### What the task asks
Quote all of the data that follows exactly as written, skipping the images.

### Excerpted records
┌──
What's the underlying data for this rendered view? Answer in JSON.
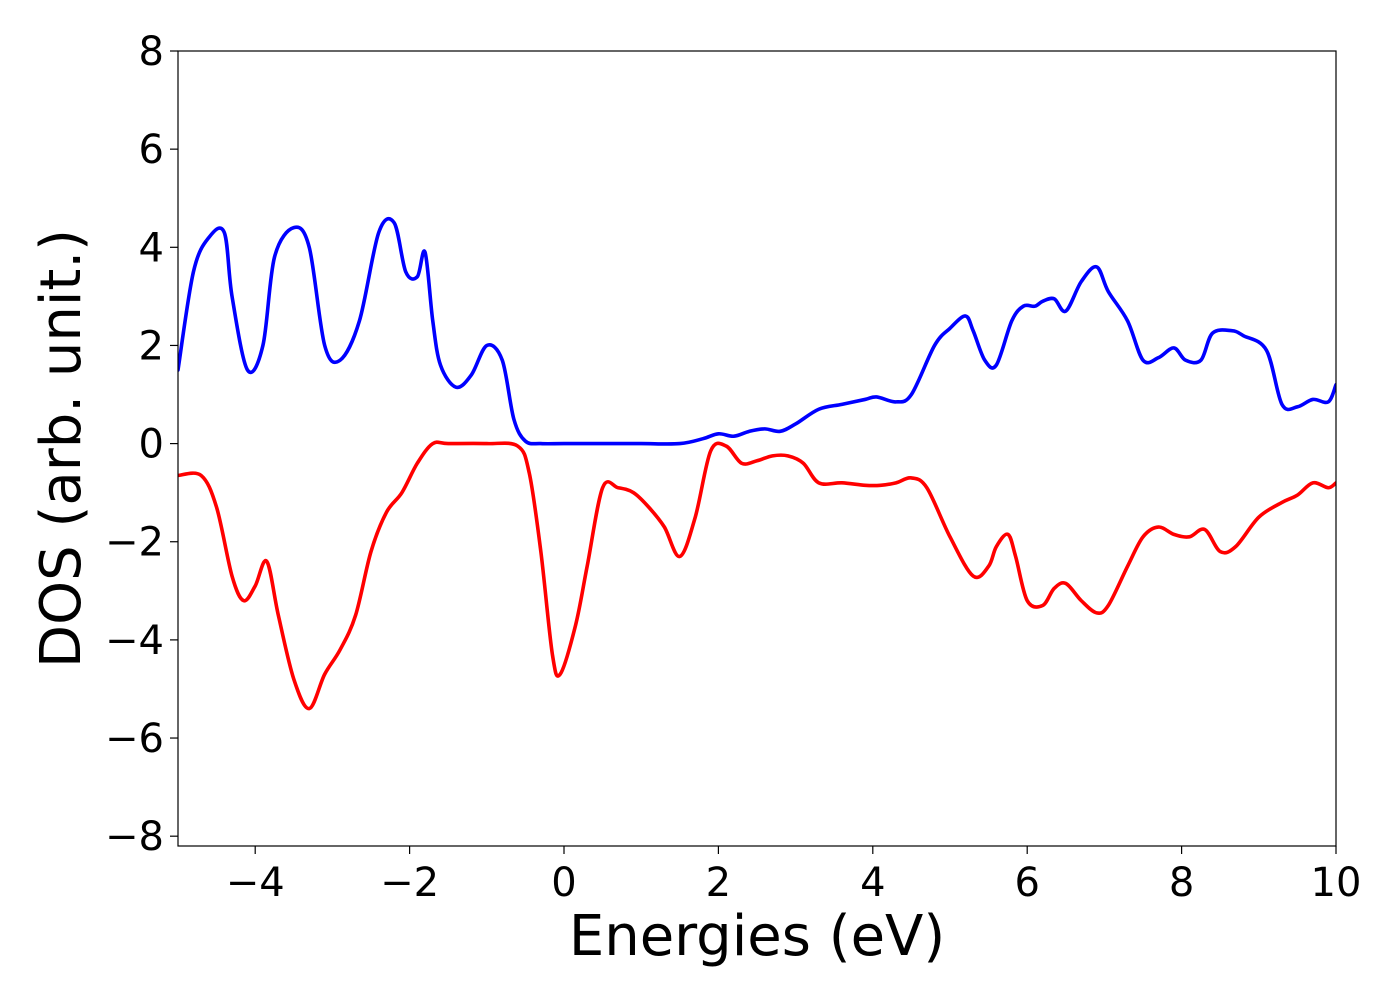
{
  "chart_data": {
    "type": "line",
    "title": "",
    "xlabel": "Energies (eV)",
    "ylabel": "DOS (arb. unit.)",
    "xlim": [
      -5,
      10
    ],
    "ylim": [
      -8.2,
      8
    ],
    "xticks": [
      -4,
      -2,
      0,
      2,
      4,
      6,
      8,
      10
    ],
    "xtick_labels": [
      "−4",
      "−2",
      "0",
      "2",
      "4",
      "6",
      "8",
      "10"
    ],
    "yticks": [
      -8,
      -6,
      -4,
      -2,
      0,
      2,
      4,
      6,
      8
    ],
    "ytick_labels": [
      "−8",
      "−6",
      "−4",
      "−2",
      "0",
      "2",
      "4",
      "6",
      "8"
    ],
    "grid": false,
    "legend": "none",
    "series": [
      {
        "color": "#0000ff",
        "x": [
          -5.0,
          -4.8,
          -4.6,
          -4.4,
          -4.3,
          -4.1,
          -3.9,
          -3.75,
          -3.5,
          -3.3,
          -3.1,
          -2.9,
          -2.65,
          -2.4,
          -2.2,
          -2.05,
          -1.9,
          -1.8,
          -1.7,
          -1.6,
          -1.4,
          -1.2,
          -1.0,
          -0.8,
          -0.65,
          -0.5,
          -0.3,
          0.0,
          0.5,
          1.0,
          1.5,
          1.8,
          2.0,
          2.2,
          2.4,
          2.6,
          2.8,
          3.0,
          3.3,
          3.6,
          3.9,
          4.05,
          4.3,
          4.5,
          4.8,
          5.0,
          5.2,
          5.3,
          5.45,
          5.6,
          5.8,
          5.95,
          6.1,
          6.2,
          6.35,
          6.5,
          6.7,
          6.9,
          7.05,
          7.3,
          7.5,
          7.7,
          7.9,
          8.05,
          8.25,
          8.4,
          8.65,
          8.8,
          9.1,
          9.3,
          9.5,
          9.7,
          9.9,
          10.0
        ],
        "y": [
          1.5,
          3.5,
          4.2,
          4.3,
          3.0,
          1.5,
          2.0,
          3.8,
          4.4,
          4.0,
          2.0,
          1.7,
          2.5,
          4.3,
          4.5,
          3.5,
          3.4,
          3.9,
          2.5,
          1.6,
          1.15,
          1.4,
          2.0,
          1.7,
          0.5,
          0.05,
          0.0,
          0.0,
          0.0,
          0.0,
          0.0,
          0.1,
          0.2,
          0.15,
          0.25,
          0.3,
          0.25,
          0.4,
          0.7,
          0.8,
          0.9,
          0.95,
          0.85,
          1.0,
          2.0,
          2.35,
          2.6,
          2.3,
          1.7,
          1.6,
          2.5,
          2.8,
          2.8,
          2.9,
          2.95,
          2.7,
          3.3,
          3.6,
          3.1,
          2.5,
          1.7,
          1.75,
          1.95,
          1.7,
          1.7,
          2.25,
          2.3,
          2.2,
          1.9,
          0.8,
          0.75,
          0.9,
          0.85,
          1.2
        ]
      },
      {
        "color": "#ff0000",
        "x": [
          -5.0,
          -4.7,
          -4.5,
          -4.3,
          -4.15,
          -4.0,
          -3.85,
          -3.7,
          -3.5,
          -3.3,
          -3.1,
          -2.9,
          -2.7,
          -2.5,
          -2.3,
          -2.1,
          -1.9,
          -1.7,
          -1.5,
          -1.0,
          -0.6,
          -0.45,
          -0.3,
          -0.15,
          -0.05,
          0.15,
          0.3,
          0.5,
          0.7,
          0.9,
          1.1,
          1.3,
          1.5,
          1.7,
          1.9,
          2.1,
          2.3,
          2.5,
          2.7,
          2.9,
          3.1,
          3.3,
          3.6,
          3.9,
          4.1,
          4.3,
          4.5,
          4.7,
          5.0,
          5.3,
          5.5,
          5.6,
          5.75,
          5.85,
          6.0,
          6.2,
          6.35,
          6.5,
          6.7,
          6.9,
          7.05,
          7.3,
          7.5,
          7.7,
          7.9,
          8.1,
          8.3,
          8.5,
          8.7,
          9.0,
          9.3,
          9.5,
          9.7,
          9.9,
          10.0
        ],
        "y": [
          -0.65,
          -0.65,
          -1.3,
          -2.7,
          -3.2,
          -2.9,
          -2.4,
          -3.5,
          -4.8,
          -5.4,
          -4.7,
          -4.2,
          -3.5,
          -2.2,
          -1.4,
          -1.0,
          -0.4,
          0.0,
          0.0,
          0.0,
          -0.05,
          -0.6,
          -2.2,
          -4.3,
          -4.7,
          -3.7,
          -2.5,
          -0.9,
          -0.9,
          -1.0,
          -1.3,
          -1.7,
          -2.3,
          -1.5,
          -0.15,
          -0.05,
          -0.4,
          -0.35,
          -0.25,
          -0.25,
          -0.4,
          -0.8,
          -0.8,
          -0.85,
          -0.85,
          -0.8,
          -0.7,
          -0.9,
          -1.9,
          -2.7,
          -2.5,
          -2.1,
          -1.85,
          -2.3,
          -3.2,
          -3.3,
          -2.95,
          -2.85,
          -3.2,
          -3.45,
          -3.3,
          -2.5,
          -1.9,
          -1.7,
          -1.85,
          -1.9,
          -1.75,
          -2.2,
          -2.1,
          -1.5,
          -1.2,
          -1.05,
          -0.8,
          -0.9,
          -0.8
        ]
      }
    ]
  }
}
└──
### Solution
What's the underlying data for this rendered view? Answer in JSON.
{
  "chart_data": {
    "type": "line",
    "title": "",
    "xlabel": "Energies (eV)",
    "ylabel": "DOS (arb. unit.)",
    "xlim": [
      -5,
      10
    ],
    "ylim": [
      -8.2,
      8
    ],
    "xticks": [
      -4,
      -2,
      0,
      2,
      4,
      6,
      8,
      10
    ],
    "xtick_labels": [
      "−4",
      "−2",
      "0",
      "2",
      "4",
      "6",
      "8",
      "10"
    ],
    "yticks": [
      -8,
      -6,
      -4,
      -2,
      0,
      2,
      4,
      6,
      8
    ],
    "ytick_labels": [
      "−8",
      "−6",
      "−4",
      "−2",
      "0",
      "2",
      "4",
      "6",
      "8"
    ],
    "grid": false,
    "legend": "none",
    "series": [
      {
        "color": "#0000ff",
        "x": [
          -5.0,
          -4.8,
          -4.6,
          -4.4,
          -4.3,
          -4.1,
          -3.9,
          -3.75,
          -3.5,
          -3.3,
          -3.1,
          -2.9,
          -2.65,
          -2.4,
          -2.2,
          -2.05,
          -1.9,
          -1.8,
          -1.7,
          -1.6,
          -1.4,
          -1.2,
          -1.0,
          -0.8,
          -0.65,
          -0.5,
          -0.3,
          0.0,
          0.5,
          1.0,
          1.5,
          1.8,
          2.0,
          2.2,
          2.4,
          2.6,
          2.8,
          3.0,
          3.3,
          3.6,
          3.9,
          4.05,
          4.3,
          4.5,
          4.8,
          5.0,
          5.2,
          5.3,
          5.45,
          5.6,
          5.8,
          5.95,
          6.1,
          6.2,
          6.35,
          6.5,
          6.7,
          6.9,
          7.05,
          7.3,
          7.5,
          7.7,
          7.9,
          8.05,
          8.25,
          8.4,
          8.65,
          8.8,
          9.1,
          9.3,
          9.5,
          9.7,
          9.9,
          10.0
        ],
        "y": [
          1.5,
          3.5,
          4.2,
          4.3,
          3.0,
          1.5,
          2.0,
          3.8,
          4.4,
          4.0,
          2.0,
          1.7,
          2.5,
          4.3,
          4.5,
          3.5,
          3.4,
          3.9,
          2.5,
          1.6,
          1.15,
          1.4,
          2.0,
          1.7,
          0.5,
          0.05,
          0.0,
          0.0,
          0.0,
          0.0,
          0.0,
          0.1,
          0.2,
          0.15,
          0.25,
          0.3,
          0.25,
          0.4,
          0.7,
          0.8,
          0.9,
          0.95,
          0.85,
          1.0,
          2.0,
          2.35,
          2.6,
          2.3,
          1.7,
          1.6,
          2.5,
          2.8,
          2.8,
          2.9,
          2.95,
          2.7,
          3.3,
          3.6,
          3.1,
          2.5,
          1.7,
          1.75,
          1.95,
          1.7,
          1.7,
          2.25,
          2.3,
          2.2,
          1.9,
          0.8,
          0.75,
          0.9,
          0.85,
          1.2
        ]
      },
      {
        "color": "#ff0000",
        "x": [
          -5.0,
          -4.7,
          -4.5,
          -4.3,
          -4.15,
          -4.0,
          -3.85,
          -3.7,
          -3.5,
          -3.3,
          -3.1,
          -2.9,
          -2.7,
          -2.5,
          -2.3,
          -2.1,
          -1.9,
          -1.7,
          -1.5,
          -1.0,
          -0.6,
          -0.45,
          -0.3,
          -0.15,
          -0.05,
          0.15,
          0.3,
          0.5,
          0.7,
          0.9,
          1.1,
          1.3,
          1.5,
          1.7,
          1.9,
          2.1,
          2.3,
          2.5,
          2.7,
          2.9,
          3.1,
          3.3,
          3.6,
          3.9,
          4.1,
          4.3,
          4.5,
          4.7,
          5.0,
          5.3,
          5.5,
          5.6,
          5.75,
          5.85,
          6.0,
          6.2,
          6.35,
          6.5,
          6.7,
          6.9,
          7.05,
          7.3,
          7.5,
          7.7,
          7.9,
          8.1,
          8.3,
          8.5,
          8.7,
          9.0,
          9.3,
          9.5,
          9.7,
          9.9,
          10.0
        ],
        "y": [
          -0.65,
          -0.65,
          -1.3,
          -2.7,
          -3.2,
          -2.9,
          -2.4,
          -3.5,
          -4.8,
          -5.4,
          -4.7,
          -4.2,
          -3.5,
          -2.2,
          -1.4,
          -1.0,
          -0.4,
          0.0,
          0.0,
          0.0,
          -0.05,
          -0.6,
          -2.2,
          -4.3,
          -4.7,
          -3.7,
          -2.5,
          -0.9,
          -0.9,
          -1.0,
          -1.3,
          -1.7,
          -2.3,
          -1.5,
          -0.15,
          -0.05,
          -0.4,
          -0.35,
          -0.25,
          -0.25,
          -0.4,
          -0.8,
          -0.8,
          -0.85,
          -0.85,
          -0.8,
          -0.7,
          -0.9,
          -1.9,
          -2.7,
          -2.5,
          -2.1,
          -1.85,
          -2.3,
          -3.2,
          -3.3,
          -2.95,
          -2.85,
          -3.2,
          -3.45,
          -3.3,
          -2.5,
          -1.9,
          -1.7,
          -1.85,
          -1.9,
          -1.75,
          -2.2,
          -2.1,
          -1.5,
          -1.2,
          -1.05,
          -0.8,
          -0.9,
          -0.8
        ]
      }
    ]
  }
}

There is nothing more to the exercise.